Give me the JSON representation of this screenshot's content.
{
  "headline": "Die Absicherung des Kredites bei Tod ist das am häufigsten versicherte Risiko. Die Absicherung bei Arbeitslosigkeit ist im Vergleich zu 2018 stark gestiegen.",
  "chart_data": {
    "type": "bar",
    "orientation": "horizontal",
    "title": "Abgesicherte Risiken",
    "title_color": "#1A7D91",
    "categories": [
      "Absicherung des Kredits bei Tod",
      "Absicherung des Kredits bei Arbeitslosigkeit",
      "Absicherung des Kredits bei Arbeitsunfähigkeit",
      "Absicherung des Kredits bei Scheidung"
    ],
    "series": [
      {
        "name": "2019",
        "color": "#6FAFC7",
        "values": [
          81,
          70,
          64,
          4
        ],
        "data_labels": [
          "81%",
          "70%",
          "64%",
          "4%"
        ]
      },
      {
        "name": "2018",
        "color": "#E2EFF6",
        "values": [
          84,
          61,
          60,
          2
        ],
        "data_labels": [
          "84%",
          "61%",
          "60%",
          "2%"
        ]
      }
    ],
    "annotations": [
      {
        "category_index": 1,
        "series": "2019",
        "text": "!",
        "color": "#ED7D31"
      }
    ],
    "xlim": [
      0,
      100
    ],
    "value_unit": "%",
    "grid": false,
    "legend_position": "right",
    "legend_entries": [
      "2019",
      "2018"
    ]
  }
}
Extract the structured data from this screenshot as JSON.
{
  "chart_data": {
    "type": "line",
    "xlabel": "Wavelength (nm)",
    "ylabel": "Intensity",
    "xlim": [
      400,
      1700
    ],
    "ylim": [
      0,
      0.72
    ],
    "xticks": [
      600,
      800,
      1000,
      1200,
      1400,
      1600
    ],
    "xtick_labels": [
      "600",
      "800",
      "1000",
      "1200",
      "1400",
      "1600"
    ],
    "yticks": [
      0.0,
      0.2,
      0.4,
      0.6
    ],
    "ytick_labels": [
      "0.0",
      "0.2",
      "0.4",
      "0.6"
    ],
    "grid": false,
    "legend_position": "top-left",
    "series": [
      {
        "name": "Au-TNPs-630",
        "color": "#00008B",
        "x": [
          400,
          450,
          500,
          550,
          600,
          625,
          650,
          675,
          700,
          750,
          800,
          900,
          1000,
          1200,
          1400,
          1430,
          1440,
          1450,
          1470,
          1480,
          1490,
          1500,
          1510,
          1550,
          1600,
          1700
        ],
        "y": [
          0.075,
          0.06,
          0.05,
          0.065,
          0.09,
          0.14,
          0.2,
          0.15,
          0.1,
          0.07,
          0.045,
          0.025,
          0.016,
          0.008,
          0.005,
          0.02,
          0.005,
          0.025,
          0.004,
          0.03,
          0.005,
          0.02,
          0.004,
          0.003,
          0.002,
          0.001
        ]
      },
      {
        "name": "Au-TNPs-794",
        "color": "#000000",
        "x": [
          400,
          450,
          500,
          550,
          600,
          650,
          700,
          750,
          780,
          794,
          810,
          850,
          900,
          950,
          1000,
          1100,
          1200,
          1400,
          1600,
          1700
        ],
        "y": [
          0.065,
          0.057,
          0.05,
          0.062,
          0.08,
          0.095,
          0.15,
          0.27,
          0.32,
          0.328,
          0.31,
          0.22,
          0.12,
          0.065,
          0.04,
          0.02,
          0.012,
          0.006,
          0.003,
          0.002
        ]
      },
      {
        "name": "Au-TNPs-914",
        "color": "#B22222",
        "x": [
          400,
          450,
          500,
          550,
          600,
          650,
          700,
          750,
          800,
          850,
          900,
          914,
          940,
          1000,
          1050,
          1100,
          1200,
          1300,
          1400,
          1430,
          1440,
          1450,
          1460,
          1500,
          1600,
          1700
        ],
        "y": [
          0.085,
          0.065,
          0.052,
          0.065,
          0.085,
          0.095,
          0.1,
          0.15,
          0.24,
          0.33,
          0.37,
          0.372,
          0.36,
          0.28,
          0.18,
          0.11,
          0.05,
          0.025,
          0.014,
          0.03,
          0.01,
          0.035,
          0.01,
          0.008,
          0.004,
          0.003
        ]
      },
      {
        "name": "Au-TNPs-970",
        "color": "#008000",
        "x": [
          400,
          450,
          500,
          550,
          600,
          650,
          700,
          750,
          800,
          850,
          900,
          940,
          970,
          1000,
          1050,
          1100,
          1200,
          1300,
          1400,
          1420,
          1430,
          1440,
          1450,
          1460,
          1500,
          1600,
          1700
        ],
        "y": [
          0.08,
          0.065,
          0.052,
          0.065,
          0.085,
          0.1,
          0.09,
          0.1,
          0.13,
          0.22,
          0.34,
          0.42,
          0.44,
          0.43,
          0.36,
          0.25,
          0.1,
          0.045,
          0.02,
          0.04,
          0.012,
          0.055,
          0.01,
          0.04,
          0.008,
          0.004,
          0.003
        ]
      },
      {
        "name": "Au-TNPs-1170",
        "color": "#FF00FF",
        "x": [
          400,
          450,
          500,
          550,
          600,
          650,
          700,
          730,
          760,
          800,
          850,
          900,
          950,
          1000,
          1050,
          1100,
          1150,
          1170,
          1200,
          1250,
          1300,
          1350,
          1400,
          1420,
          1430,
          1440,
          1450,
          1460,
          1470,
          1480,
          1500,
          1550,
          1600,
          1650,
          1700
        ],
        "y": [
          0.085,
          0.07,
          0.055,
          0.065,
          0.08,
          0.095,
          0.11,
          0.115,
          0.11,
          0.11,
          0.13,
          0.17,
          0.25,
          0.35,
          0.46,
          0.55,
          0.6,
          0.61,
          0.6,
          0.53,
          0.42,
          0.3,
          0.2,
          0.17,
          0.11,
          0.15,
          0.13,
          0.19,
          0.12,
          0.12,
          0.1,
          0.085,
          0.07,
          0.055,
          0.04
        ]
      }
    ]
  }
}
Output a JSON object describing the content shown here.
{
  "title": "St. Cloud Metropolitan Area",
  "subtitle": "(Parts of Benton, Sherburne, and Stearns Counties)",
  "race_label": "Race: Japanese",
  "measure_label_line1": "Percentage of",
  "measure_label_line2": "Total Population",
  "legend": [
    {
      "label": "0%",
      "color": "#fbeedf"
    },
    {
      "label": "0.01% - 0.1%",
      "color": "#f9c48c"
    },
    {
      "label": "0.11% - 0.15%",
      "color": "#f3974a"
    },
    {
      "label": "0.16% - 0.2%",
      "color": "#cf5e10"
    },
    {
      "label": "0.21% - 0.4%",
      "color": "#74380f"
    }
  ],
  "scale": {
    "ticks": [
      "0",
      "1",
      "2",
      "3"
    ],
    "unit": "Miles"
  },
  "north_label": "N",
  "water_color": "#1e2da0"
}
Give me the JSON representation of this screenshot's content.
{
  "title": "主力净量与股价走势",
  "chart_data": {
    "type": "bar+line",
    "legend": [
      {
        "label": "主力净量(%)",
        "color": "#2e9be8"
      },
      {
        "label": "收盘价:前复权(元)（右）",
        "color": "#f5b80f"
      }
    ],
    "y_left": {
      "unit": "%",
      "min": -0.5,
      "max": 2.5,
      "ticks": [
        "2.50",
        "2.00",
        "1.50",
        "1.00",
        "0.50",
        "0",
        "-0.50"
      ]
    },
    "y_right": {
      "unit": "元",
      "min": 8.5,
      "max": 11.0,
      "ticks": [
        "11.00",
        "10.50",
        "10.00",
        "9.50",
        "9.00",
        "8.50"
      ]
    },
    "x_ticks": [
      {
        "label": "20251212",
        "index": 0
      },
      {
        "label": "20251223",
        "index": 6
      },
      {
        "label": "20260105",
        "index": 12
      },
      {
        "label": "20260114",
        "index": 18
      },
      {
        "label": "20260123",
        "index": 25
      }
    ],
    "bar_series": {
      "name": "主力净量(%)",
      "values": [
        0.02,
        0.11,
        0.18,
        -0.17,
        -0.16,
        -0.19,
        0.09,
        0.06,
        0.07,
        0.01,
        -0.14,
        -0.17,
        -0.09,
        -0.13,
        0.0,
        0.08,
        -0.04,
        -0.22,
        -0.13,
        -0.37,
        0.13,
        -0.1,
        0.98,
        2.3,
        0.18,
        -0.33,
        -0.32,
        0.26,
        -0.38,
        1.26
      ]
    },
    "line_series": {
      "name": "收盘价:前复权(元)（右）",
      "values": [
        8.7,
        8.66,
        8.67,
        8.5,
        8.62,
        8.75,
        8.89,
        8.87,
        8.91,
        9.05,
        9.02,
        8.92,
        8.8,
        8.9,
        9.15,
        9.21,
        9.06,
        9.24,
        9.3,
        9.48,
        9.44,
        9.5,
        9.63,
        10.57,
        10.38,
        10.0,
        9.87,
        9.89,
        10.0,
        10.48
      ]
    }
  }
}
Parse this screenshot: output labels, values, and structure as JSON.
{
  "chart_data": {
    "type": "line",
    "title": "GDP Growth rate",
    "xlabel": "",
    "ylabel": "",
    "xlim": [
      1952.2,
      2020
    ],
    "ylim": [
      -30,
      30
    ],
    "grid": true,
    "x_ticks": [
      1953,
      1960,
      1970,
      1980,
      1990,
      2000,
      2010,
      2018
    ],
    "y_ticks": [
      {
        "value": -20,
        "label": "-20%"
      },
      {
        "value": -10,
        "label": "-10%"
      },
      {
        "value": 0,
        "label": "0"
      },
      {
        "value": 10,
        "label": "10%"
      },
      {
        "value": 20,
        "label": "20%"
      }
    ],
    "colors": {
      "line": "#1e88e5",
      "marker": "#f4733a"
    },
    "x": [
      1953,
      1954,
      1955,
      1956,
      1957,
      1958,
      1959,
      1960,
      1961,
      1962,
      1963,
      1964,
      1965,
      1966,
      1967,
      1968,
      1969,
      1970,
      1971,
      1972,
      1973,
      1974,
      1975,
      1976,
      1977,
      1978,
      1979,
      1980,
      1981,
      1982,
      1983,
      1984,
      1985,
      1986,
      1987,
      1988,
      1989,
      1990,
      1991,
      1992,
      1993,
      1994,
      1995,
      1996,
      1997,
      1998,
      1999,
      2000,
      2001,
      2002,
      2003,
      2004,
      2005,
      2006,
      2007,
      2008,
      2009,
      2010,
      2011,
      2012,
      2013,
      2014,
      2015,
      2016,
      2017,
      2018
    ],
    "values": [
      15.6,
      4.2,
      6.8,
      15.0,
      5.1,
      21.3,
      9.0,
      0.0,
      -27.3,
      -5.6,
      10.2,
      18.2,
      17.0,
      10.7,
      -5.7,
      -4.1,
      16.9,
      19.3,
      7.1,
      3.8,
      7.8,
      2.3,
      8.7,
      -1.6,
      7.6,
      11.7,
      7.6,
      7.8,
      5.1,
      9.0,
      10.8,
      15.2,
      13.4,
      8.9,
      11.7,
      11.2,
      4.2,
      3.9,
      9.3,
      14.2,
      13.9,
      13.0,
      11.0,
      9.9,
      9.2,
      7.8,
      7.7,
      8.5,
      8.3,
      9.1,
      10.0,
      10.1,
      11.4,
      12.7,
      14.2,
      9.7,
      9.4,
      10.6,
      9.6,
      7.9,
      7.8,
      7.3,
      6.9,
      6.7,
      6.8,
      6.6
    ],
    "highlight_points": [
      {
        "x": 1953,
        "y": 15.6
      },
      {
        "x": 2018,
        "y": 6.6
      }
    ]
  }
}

####################

- [Written exercise]:
Some lines of the data above may hold the word "Kredits"; report how many do, and nothing else.

- [Written solution]:
4